_PROBLEM DETAILS_: Find each line holding "private" and copy it out.

□ □ □

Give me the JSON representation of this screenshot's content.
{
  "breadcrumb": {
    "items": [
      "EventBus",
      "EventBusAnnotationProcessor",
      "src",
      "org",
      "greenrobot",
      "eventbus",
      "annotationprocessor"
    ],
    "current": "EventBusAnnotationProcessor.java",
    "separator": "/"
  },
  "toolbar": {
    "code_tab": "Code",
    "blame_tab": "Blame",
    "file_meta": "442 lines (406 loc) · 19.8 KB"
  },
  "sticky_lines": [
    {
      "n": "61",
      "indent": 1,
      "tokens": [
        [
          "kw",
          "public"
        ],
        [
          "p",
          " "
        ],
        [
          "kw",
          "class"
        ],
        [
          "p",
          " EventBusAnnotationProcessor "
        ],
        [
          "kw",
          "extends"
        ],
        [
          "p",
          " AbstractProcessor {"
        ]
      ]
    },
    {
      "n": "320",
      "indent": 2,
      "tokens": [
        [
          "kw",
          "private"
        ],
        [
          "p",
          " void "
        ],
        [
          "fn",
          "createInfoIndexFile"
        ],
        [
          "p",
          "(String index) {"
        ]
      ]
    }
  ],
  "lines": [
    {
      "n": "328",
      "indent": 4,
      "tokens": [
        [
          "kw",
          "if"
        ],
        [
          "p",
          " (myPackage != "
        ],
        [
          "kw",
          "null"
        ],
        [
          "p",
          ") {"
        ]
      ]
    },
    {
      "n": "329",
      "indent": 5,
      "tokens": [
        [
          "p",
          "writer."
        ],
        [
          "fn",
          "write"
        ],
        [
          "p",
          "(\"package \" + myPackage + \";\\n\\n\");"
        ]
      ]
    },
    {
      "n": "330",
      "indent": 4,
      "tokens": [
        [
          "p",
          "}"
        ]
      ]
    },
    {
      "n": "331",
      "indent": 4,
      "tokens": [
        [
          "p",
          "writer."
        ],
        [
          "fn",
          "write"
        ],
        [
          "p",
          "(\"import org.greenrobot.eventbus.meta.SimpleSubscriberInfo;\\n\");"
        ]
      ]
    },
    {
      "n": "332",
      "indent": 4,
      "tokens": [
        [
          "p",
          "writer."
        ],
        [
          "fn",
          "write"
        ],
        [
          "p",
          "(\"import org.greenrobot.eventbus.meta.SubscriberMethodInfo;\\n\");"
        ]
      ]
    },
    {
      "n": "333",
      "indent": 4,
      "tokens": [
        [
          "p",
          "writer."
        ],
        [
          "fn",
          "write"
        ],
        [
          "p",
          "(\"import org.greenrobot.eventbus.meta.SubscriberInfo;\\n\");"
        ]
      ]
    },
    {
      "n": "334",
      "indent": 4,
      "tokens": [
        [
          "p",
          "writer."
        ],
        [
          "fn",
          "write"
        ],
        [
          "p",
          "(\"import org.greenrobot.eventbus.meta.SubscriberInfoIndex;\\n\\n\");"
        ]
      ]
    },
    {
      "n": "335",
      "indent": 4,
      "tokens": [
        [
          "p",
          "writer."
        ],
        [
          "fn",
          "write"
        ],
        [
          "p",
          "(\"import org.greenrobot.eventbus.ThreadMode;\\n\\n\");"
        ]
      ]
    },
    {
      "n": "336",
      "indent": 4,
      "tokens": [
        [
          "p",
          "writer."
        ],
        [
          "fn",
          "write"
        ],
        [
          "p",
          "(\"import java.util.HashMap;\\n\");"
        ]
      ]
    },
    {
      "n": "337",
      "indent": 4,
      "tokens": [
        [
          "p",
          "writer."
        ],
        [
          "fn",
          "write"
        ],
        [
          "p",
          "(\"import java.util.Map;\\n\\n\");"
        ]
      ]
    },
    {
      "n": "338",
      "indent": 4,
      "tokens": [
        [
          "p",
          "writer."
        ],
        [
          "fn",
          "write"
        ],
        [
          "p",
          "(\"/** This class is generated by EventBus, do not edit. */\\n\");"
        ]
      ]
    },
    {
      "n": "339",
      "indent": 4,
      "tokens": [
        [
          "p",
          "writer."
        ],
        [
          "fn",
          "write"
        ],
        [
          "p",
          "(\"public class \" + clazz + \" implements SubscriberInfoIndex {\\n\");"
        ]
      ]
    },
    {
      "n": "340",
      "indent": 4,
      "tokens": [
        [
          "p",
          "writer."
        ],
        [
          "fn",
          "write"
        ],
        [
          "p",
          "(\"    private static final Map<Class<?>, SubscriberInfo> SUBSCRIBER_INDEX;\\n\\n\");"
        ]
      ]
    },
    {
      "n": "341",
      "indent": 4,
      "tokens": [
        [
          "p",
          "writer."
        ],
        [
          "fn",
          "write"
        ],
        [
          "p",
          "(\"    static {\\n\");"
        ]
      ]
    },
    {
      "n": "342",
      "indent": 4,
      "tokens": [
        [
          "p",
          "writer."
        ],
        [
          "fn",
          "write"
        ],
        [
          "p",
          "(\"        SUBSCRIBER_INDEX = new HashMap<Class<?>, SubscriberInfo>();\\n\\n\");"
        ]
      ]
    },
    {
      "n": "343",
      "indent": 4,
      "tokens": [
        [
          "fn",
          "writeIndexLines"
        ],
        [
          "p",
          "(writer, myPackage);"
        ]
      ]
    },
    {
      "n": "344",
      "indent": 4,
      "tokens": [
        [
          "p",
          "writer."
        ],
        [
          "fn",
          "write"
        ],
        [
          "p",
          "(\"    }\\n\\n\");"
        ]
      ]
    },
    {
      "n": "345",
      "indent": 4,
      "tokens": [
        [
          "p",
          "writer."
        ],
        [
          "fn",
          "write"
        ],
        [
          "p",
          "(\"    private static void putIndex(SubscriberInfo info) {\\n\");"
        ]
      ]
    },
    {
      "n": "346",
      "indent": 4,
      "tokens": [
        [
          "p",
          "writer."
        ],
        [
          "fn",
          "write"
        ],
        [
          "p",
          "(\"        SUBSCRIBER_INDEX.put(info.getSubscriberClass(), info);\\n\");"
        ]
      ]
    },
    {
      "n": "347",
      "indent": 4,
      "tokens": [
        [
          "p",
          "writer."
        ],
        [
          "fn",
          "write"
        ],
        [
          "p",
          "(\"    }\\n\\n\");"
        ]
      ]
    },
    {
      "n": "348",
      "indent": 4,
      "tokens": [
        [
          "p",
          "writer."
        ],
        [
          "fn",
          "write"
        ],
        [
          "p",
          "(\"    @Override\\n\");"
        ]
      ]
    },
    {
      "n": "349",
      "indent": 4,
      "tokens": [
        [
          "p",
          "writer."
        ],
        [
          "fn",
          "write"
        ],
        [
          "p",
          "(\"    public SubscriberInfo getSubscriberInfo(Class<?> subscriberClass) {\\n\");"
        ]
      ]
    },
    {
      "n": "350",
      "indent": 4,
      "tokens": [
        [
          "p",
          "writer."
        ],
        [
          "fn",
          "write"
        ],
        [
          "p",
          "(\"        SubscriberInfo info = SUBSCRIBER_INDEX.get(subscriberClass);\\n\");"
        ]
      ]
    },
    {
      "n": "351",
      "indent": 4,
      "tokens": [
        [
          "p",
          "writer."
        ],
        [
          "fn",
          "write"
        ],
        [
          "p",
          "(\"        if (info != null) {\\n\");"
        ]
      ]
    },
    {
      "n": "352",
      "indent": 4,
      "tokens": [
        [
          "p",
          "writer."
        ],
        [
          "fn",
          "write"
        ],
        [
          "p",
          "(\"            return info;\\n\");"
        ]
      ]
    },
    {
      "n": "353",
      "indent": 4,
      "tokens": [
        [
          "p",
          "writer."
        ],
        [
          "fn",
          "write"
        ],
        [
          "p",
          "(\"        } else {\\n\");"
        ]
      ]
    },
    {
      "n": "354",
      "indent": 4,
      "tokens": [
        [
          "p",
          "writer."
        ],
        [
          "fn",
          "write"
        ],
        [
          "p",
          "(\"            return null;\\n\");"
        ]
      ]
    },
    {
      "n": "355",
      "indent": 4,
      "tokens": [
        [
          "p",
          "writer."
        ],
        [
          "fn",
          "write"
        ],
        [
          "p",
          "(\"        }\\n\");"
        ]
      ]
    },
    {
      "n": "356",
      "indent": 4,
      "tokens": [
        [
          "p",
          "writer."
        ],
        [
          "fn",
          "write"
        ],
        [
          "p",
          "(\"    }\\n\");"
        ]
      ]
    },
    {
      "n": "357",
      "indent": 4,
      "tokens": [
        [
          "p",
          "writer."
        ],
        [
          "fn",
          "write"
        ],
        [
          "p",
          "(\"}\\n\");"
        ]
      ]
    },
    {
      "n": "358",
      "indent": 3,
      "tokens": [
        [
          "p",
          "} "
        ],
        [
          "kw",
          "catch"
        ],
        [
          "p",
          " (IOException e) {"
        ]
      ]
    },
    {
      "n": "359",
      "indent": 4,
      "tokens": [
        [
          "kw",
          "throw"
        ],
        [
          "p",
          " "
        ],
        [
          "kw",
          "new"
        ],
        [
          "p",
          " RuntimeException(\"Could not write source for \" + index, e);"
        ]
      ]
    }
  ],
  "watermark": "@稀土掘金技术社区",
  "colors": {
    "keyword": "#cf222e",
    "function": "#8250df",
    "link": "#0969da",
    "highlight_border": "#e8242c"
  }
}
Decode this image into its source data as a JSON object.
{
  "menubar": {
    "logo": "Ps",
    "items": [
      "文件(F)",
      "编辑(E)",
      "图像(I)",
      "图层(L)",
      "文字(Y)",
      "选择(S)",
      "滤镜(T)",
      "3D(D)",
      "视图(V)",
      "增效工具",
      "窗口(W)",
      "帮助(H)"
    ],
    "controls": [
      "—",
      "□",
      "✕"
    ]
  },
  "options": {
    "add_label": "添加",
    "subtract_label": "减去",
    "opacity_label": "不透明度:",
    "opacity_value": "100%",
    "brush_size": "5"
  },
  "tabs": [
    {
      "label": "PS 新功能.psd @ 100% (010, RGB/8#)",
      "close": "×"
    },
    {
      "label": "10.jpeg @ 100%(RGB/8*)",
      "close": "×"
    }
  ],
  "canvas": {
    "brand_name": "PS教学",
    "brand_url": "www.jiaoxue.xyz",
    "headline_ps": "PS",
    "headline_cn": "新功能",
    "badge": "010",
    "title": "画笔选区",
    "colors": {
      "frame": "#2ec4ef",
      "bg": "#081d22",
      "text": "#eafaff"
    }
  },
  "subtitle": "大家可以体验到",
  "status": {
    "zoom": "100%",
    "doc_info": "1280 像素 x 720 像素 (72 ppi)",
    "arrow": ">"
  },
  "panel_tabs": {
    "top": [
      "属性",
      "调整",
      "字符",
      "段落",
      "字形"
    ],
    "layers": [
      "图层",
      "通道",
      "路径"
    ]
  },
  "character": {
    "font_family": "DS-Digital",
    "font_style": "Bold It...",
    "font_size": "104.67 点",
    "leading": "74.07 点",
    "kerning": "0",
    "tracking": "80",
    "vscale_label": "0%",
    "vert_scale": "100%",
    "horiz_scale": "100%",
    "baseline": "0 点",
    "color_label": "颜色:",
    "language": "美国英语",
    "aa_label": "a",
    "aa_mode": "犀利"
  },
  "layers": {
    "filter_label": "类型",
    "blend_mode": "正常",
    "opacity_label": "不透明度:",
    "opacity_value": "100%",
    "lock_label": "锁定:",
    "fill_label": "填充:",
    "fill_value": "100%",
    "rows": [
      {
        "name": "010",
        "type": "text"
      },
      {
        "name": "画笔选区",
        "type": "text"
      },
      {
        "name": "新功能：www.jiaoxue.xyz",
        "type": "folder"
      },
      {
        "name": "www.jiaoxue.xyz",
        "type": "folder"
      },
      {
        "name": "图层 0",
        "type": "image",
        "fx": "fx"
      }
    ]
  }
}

□ □ □

_RESPONSE TO THIS TASK_:
          "private"
          "(\"    private static final Map<Class<?>, SubscriberInfo> SUBSCRIBER_INDEX;\\n\\n\");"
          "(\"    private static void putIndex(SubscriberInfo info) {\\n\");"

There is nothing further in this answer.